Word for word, copy all the data and drop the pictures.

-- start Task inputs --

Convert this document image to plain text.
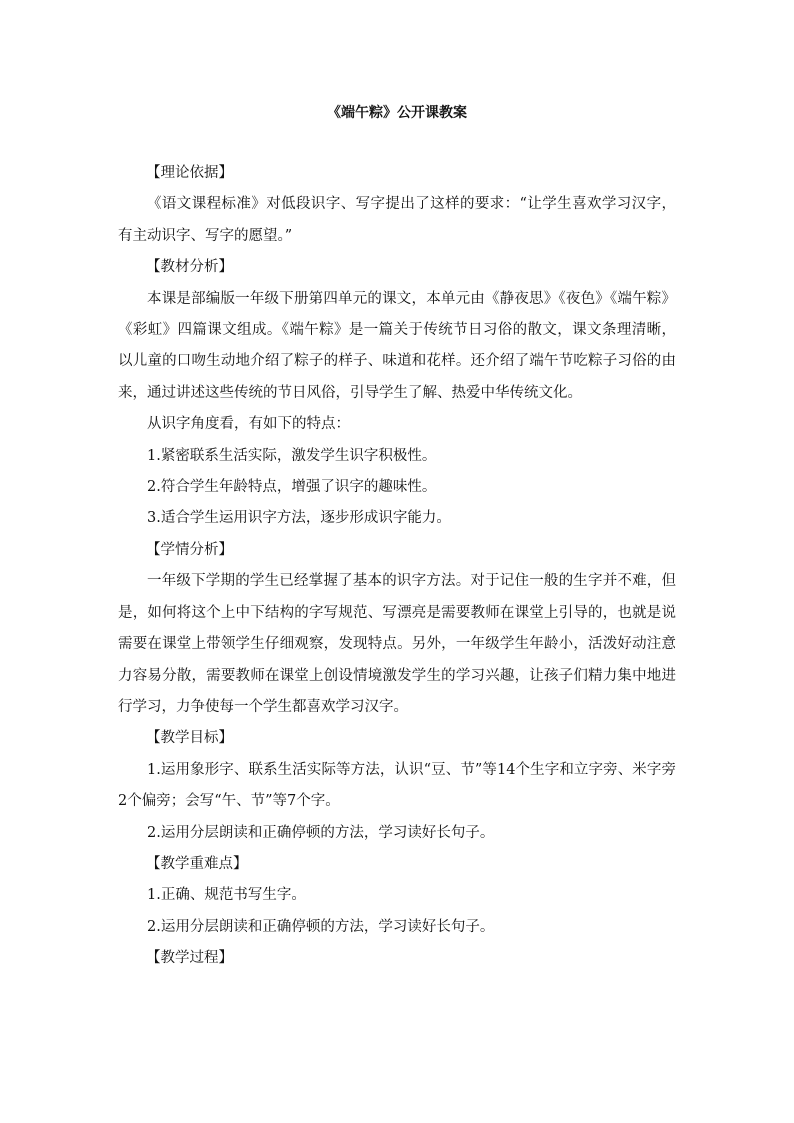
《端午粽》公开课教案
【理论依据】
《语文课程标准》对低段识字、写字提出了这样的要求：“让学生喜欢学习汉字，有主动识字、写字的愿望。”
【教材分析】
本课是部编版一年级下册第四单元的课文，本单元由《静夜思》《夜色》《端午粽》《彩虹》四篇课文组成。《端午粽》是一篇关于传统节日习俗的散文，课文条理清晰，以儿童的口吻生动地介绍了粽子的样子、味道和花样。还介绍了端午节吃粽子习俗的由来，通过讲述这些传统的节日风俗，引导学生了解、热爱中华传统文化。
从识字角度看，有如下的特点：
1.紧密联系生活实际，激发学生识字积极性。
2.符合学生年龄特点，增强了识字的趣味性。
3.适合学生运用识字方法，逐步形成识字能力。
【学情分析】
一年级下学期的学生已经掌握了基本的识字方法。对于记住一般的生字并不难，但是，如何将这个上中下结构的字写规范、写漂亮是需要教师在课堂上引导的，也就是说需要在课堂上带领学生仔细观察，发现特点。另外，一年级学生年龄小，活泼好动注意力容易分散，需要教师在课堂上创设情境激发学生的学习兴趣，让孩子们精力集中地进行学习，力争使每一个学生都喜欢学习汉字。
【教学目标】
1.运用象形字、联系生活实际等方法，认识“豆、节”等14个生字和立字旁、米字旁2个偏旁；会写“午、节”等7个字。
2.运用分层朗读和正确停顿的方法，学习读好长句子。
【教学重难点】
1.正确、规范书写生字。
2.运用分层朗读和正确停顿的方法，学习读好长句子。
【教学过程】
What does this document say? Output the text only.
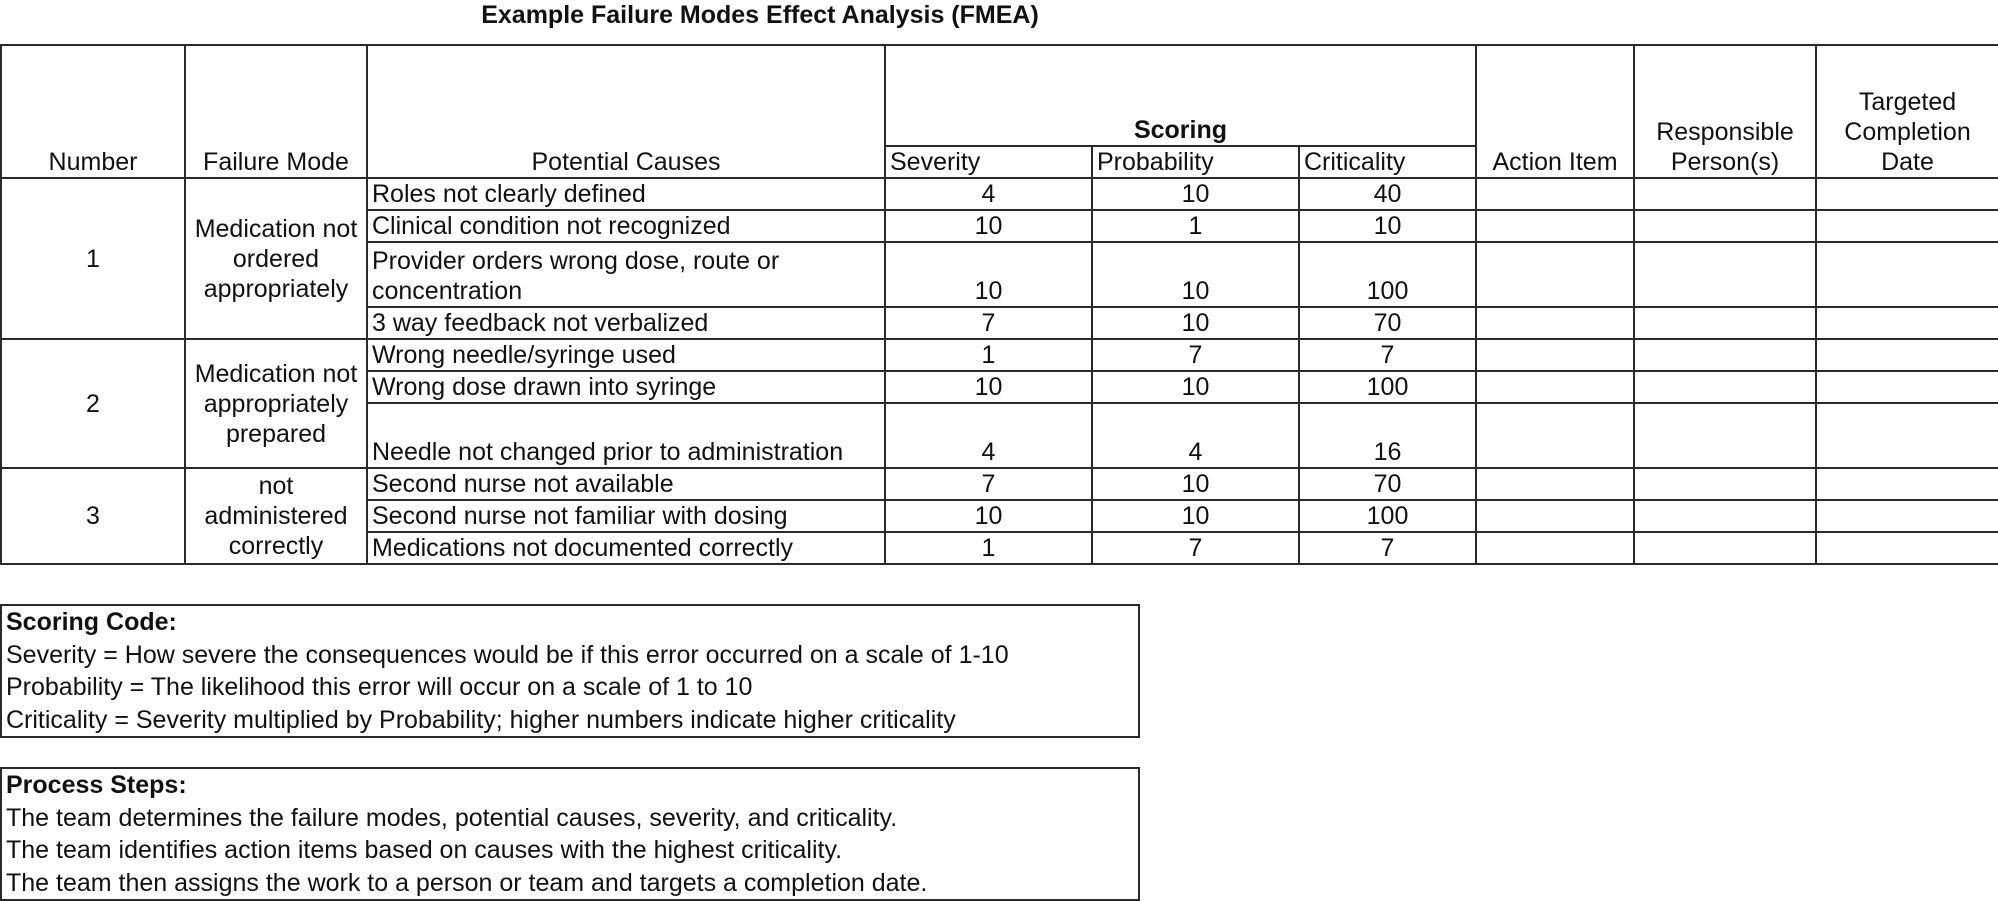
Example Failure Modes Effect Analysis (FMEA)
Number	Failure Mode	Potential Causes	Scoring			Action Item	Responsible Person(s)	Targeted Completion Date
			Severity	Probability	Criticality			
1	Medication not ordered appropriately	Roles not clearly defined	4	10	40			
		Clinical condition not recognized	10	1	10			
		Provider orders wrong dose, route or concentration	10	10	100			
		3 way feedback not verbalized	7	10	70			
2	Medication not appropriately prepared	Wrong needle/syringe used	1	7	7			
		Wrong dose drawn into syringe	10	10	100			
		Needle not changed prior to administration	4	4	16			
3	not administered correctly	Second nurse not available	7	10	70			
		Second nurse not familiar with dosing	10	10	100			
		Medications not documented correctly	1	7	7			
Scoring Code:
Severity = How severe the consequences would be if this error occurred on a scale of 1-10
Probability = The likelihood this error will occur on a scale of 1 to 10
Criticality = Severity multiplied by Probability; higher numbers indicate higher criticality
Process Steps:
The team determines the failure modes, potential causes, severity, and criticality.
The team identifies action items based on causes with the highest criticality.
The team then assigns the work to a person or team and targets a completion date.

-- end Task inputs --

Output of the exercise:
Convert this document image to plain text.
《端午粽》公开课教案
【理论依据】
《语文课程标准》对低段识字、写字提出了这样的要求：“让学生喜欢学习汉字，有主动识字、写字的愿望。”
【教材分析】
本课是部编版一年级下册第四单元的课文，本单元由《静夜思》《夜色》《端午粽》《彩虹》四篇课文组成。《端午粽》是一篇关于传统节日习俗的散文，课文条理清晰，以儿童的口吻生动地介绍了粽子的样子、味道和花样。还介绍了端午节吃粽子习俗的由来，通过讲述这些传统的节日风俗，引导学生了解、热爱中华传统文化。
从识字角度看，有如下的特点：
1.紧密联系生活实际，激发学生识字积极性。
2.符合学生年龄特点，增强了识字的趣味性。
3.适合学生运用识字方法，逐步形成识字能力。
【学情分析】
一年级下学期的学生已经掌握了基本的识字方法。对于记住一般的生字并不难，但是，如何将这个上中下结构的字写规范、写漂亮是需要教师在课堂上引导的，也就是说需要在课堂上带领学生仔细观察，发现特点。另外，一年级学生年龄小，活泼好动注意力容易分散，需要教师在课堂上创设情境激发学生的学习兴趣，让孩子们精力集中地进行学习，力争使每一个学生都喜欢学习汉字。
【教学目标】
1.运用象形字、联系生活实际等方法，认识“豆、节”等14个生字和立字旁、米字旁2个偏旁；会写“午、节”等7个字。
2.运用分层朗读和正确停顿的方法，学习读好长句子。
【教学重难点】
1.正确、规范书写生字。
2.运用分层朗读和正确停顿的方法，学习读好长句子。
【教学过程】
What does this document say? Output the text only.
Example Failure Modes Effect Analysis (FMEA)
Number	Failure Mode	Potential Causes	Scoring			Action Item	Responsible Person(s)	Targeted Completion Date
			Severity	Probability	Criticality			
1	Medication not ordered appropriately	Roles not clearly defined	4	10	40			
		Clinical condition not recognized	10	1	10			
		Provider orders wrong dose, route or concentration	10	10	100			
		3 way feedback not verbalized	7	10	70			
2	Medication not appropriately prepared	Wrong needle/syringe used	1	7	7			
		Wrong dose drawn into syringe	10	10	100			
		Needle not changed prior to administration	4	4	16			
3	not administered correctly	Second nurse not available	7	10	70			
		Second nurse not familiar with dosing	10	10	100			
		Medications not documented correctly	1	7	7			
Scoring Code:
Severity = How severe the consequences would be if this error occurred on a scale of 1-10
Probability = The likelihood this error will occur on a scale of 1 to 10
Criticality = Severity multiplied by Probability; higher numbers indicate higher criticality
Process Steps:
The team determines the failure modes, potential causes, severity, and criticality.
The team identifies action items based on causes with the highest criticality.
The team then assigns the work to a person or team and targets a completion date.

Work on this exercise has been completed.